Passage shown:
# Springboard Data Science Career Track Unit 4 Challenge - Tier 3 Complete

## Objectives
Hey! Great job getting through those challenging DataCamp courses. You're learning a lot in a short span of time. 

In this notebook, you're going to apply the skills you've been learning, bridging the gap between the controlled environment of DataCamp and the *slightly* messier work that data scientists do with actual datasets!

Here’s the mystery we’re going to solve: ***which boroughs of London have seen the greatest increase in housing prices, on average, over the last two decades?***


A borough is just a fancy word for district. You may be familiar with the five boroughs of New York… well, there are 32 boroughs within Greater London [(here's some info for the curious)](https://en.wikipedia.org/wiki/London_boroughs). Some of them are more desirable areas to live in, and the data will reflect that with a greater rise in housing prices.

***This is the Tier 3 notebook, which means it's not filled in at all: we'll just give you the skeleton of a project, the brief and the data. It's up to you to play around with it and see what you can find out! Good luck! If you struggle, feel free to look at easier tiers for help; but try to dip in and out of them, as the more independent work you do, the better it is for your learning!***

This challenge will make use of only what you learned in the following DataCamp courses: 
- Prework courses (Introduction to Python for Data Science, Intermediate Python for Data Science)

Given instruction A: Quote the London housing notebook text from "A borough is" to "in housing prices.".
Given instruction B: Extend the London housing notebook text, picking up after its final line.
The lines that follow are separate material, unrelated to the notebook text above.

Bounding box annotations
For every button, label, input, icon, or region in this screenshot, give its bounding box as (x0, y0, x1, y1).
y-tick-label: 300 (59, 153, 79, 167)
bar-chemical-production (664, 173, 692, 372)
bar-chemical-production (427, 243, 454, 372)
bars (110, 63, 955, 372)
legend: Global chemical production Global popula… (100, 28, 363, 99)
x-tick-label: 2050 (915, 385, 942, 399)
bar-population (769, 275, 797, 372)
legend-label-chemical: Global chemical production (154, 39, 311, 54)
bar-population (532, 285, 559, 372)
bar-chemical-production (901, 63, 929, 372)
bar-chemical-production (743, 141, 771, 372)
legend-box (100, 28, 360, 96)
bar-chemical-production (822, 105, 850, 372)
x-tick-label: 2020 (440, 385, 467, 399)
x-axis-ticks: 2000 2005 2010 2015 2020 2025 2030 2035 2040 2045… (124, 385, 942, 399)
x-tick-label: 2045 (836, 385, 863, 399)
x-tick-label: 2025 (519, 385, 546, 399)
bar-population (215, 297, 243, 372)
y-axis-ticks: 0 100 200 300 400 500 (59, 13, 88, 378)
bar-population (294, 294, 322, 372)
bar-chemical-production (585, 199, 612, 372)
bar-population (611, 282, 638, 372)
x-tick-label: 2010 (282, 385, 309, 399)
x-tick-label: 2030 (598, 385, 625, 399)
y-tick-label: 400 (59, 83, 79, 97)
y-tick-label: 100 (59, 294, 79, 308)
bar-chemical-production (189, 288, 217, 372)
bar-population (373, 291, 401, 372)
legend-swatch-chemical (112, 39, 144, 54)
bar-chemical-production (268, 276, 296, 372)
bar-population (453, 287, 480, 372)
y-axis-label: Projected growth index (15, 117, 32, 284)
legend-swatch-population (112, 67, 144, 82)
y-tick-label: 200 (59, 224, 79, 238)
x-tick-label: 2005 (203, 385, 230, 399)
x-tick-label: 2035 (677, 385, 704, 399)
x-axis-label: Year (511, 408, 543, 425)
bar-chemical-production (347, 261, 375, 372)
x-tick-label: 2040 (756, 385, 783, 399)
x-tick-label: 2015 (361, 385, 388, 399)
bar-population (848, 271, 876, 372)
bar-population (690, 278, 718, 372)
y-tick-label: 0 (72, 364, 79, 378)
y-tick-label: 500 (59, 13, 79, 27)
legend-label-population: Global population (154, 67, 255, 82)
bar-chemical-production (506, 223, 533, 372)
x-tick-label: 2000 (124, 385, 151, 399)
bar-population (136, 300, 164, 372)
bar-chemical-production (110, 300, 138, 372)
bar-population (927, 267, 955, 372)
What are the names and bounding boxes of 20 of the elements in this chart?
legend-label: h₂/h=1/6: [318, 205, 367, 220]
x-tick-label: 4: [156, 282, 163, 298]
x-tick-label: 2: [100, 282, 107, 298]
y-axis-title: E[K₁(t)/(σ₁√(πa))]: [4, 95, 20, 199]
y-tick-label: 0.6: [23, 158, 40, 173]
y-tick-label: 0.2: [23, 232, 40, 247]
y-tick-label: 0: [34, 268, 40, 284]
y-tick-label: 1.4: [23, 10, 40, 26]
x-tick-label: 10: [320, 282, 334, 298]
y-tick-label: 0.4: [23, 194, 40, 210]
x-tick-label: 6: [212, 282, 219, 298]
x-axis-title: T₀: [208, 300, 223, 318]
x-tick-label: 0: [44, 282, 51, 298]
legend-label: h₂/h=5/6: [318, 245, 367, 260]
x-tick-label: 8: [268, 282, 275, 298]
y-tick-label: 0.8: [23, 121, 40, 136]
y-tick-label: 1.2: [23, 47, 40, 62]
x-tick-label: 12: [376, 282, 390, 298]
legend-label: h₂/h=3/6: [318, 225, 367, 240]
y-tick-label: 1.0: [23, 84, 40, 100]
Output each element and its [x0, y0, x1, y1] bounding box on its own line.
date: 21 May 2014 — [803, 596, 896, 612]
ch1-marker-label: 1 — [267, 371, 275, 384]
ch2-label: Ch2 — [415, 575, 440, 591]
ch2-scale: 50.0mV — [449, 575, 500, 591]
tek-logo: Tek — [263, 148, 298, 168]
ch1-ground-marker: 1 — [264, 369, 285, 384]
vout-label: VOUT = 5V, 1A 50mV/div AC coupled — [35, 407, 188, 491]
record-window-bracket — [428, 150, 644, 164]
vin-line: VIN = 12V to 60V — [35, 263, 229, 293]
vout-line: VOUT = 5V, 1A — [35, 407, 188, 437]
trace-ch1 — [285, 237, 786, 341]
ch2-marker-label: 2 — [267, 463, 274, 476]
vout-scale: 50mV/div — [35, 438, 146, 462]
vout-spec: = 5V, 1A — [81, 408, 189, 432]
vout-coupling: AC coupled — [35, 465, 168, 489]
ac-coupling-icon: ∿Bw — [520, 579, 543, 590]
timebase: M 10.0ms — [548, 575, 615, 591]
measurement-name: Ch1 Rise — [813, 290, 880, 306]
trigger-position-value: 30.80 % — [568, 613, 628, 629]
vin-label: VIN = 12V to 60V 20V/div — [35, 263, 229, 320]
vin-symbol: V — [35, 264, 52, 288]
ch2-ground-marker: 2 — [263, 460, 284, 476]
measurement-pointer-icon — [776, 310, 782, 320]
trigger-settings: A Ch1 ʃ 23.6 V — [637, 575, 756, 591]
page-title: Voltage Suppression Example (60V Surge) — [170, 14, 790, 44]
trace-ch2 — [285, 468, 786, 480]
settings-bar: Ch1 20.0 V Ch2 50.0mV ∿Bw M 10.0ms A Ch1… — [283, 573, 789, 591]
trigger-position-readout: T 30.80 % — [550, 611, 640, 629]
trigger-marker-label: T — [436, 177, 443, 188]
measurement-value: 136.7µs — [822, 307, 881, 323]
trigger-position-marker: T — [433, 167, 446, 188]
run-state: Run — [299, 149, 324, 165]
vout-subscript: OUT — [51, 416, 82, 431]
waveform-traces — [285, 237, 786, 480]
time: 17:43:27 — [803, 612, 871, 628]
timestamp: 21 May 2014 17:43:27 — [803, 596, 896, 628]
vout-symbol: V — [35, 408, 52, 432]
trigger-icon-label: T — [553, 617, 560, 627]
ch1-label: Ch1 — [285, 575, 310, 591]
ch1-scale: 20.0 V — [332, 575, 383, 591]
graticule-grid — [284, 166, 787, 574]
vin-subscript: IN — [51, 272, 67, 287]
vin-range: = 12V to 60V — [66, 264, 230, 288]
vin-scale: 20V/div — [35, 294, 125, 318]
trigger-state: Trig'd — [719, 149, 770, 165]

Response A:
A borough is just a fancy word for district. You may be familiar with the five boroughs of New York… well, there are 32 boroughs within Greater London [(here's some info for the curious)](https://en.wikipedia.org/wiki/London_boroughs). Some of them are more desirable areas to live in, and the data will reflect that with a greater rise in housing prices.

Response B:
- Data Types for Data Science
- Python Data Science Toolbox (Part One) 
- pandas Foundations
- Manipulating DataFrames with pandas
- Merging DataFrames with pandas

Of the tools, techniques and concepts in the above DataCamp courses, this challenge should require the application of the following: 
- **pandas**
    - **data ingestion and inspection** (pandas Foundations, Module One) 
    - **exploratory data analysis** (pandas Foundations, Module Two)
    - **tidying and cleaning** (Manipulating DataFrames with pandas, Module Three) 
    - **transforming DataFrames** (Manipulating DataFrames with pandas, Module One)
    - **subsetting DataFrames with lists** (Manipulating DataFrames with pandas, Module One) 
    - **filtering DataFrames** (Manipulating DataFrames with pandas, Module One) 
    - **grouping data** (Manipulating DataFrames with pandas, Module Four) 
    - **melting data** (Manipulating DataFrames with pandas, Module Three) 
    - **advanced indexing** (Manipulating DataFrames with pandas, Module Four) 
- **matplotlib** (Intermediate Python for Data Science, Module One)
- **fundamental data types** (Data Types for Data Science, Module One) 
- **dictionaries** (Intermediate Python for Data Science, Module Two)
- **handling dates and times** (Data Types for Data Science, Module Four)
- **function definition** (Python Data Science Toolbox - Part One, Module One)
- **default arguments, variable length, and scope** (Python Data Science Toolbox - Part One, Module Two) 
- **lambda functions and error handling** (Python Data Science Toolbox - Part One, Module Four) 

## The Data Science Pipeline

This is Tier Three, so we'll get you started. But after that, it's all in your hands! When you feel done with your investigations, look back over what you've accomplished, and prepare a quick presentation of your findings for the next mentor meeting.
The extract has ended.